Retype the rows below word for word, beginning at the start and continuing through the line containing "The lumen 111 is at (298, 365).". Leave the pictures out of your answer.

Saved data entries
▬▬▬▬▬▬

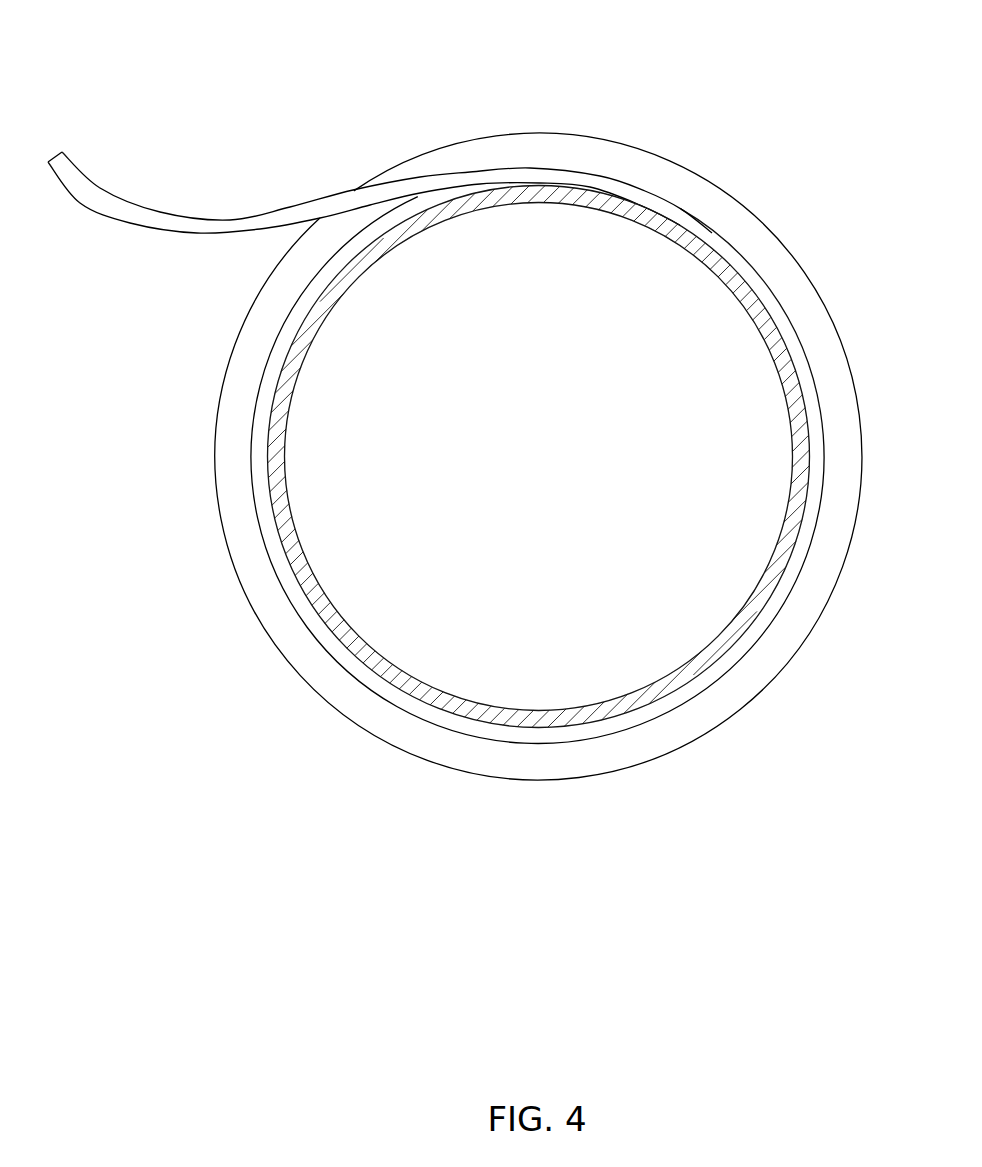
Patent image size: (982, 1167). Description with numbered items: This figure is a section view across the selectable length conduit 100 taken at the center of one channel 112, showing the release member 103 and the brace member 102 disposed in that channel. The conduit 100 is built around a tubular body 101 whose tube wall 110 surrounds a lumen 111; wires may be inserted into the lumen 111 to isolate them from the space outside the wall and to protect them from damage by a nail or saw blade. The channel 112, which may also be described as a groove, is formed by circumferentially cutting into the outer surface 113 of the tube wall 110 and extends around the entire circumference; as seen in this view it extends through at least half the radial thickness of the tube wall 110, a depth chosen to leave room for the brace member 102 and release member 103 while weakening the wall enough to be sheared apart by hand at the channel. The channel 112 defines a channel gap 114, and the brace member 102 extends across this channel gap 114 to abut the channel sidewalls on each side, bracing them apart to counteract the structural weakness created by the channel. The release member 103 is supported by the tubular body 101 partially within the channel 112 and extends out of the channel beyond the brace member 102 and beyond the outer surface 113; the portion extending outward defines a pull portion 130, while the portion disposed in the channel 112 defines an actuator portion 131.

The selectable length conduit 100 is at (342, 82).
The tubular body 101 is at (708, 140).
The brace member 102 is at (588, 153).
The release member 103 is at (132, 190).
The tube wall 110 is at (368, 255).
The lumen 111 is at (298, 365).
The channel 112 is at (792, 268).
The outer surface 113 is at (750, 211).
The channel gap 114 is at (807, 307).
The pull portion 130 is at (212, 225).
The actuator portion 131 is at (732, 257).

▬▬▬▬▬▬

Task result:
Patent image size: (982, 1167). Description with numbered items: This figure is a section view across the selectable length conduit 100 taken at the center of one channel 112, showing the release member 103 and the brace member 102 disposed in that channel. The conduit 100 is built around a tubular body 101 whose tube wall 110 surrounds a lumen 111; wires may be inserted into the lumen 111 to isolate them from the space outside the wall and to protect them from damage by a nail or saw blade. The channel 112, which may also be described as a groove, is formed by circumferentially cutting into the outer surface 113 of the tube wall 110 and extends around the entire circumference; as seen in this view it extends through at least half the radial thickness of the tube wall 110, a depth chosen to leave room for the brace member 102 and release member 103 while weakening the wall enough to be sheared apart by hand at the channel. The channel 112 defines a channel gap 114, and the brace member 102 extends across this channel gap 114 to abut the channel sidewalls on each side, bracing them apart to counteract the structural weakness created by the channel. The release member 103 is supported by the tubular body 101 partially within the channel 112 and extends out of the channel beyond the brace member 102 and beyond the outer surface 113; the portion extending outward defines a pull portion 130, while the portion disposed in the channel 112 defines an actuator portion 131.

The selectable length conduit 100 is at (342, 82).
The tubular body 101 is at (708, 140).
The brace member 102 is at (588, 153).
The release member 103 is at (132, 190).
The tube wall 110 is at (368, 255).
The lumen 111 is at (298, 365).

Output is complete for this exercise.